§ Data rows:
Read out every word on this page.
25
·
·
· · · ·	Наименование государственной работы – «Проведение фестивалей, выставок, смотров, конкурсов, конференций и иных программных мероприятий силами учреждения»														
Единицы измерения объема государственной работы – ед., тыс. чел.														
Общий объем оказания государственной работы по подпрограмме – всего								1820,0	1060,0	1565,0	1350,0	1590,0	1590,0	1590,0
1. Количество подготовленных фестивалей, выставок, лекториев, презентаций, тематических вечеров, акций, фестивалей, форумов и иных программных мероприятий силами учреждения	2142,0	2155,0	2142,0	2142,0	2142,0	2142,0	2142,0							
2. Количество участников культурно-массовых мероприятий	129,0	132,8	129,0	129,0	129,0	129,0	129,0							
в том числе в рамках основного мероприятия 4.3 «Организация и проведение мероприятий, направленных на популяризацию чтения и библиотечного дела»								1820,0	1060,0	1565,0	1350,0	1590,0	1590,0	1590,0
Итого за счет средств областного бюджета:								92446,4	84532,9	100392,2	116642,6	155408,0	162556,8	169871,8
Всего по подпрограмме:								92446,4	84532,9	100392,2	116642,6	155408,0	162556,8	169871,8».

§ Aim of the exercise:
Restate the data above word for word.

§ Answer to this problem:
Read out every word on this page.
25
·
·
· · · ·	Наименование государственной работы – «Проведение фестивалей, выставок, смотров, конкурсов, конференций и иных программных мероприятий силами учреждения»														
Единицы измерения объема государственной работы – ед., тыс. чел.														
Общий объем оказания государственной работы по подпрограмме – всего								1820,0	1060,0	1565,0	1350,0	1590,0	1590,0	1590,0
1. Количество подготовленных фестивалей, выставок, лекториев, презентаций, тематических вечеров, акций, фестивалей, форумов и иных программных мероприятий силами учреждения	2142,0	2155,0	2142,0	2142,0	2142,0	2142,0	2142,0							
2. Количество участников культурно-массовых мероприятий	129,0	132,8	129,0	129,0	129,0	129,0	129,0							
в том числе в рамках основного мероприятия 4.3 «Организация и проведение мероприятий, направленных на популяризацию чтения и библиотечного дела»								1820,0	1060,0	1565,0	1350,0	1590,0	1590,0	1590,0
Итого за счет средств областного бюджета:								92446,4	84532,9	100392,2	116642,6	155408,0	162556,8	169871,8
Всего по подпрограмме:								92446,4	84532,9	100392,2	116642,6	155408,0	162556,8	169871,8».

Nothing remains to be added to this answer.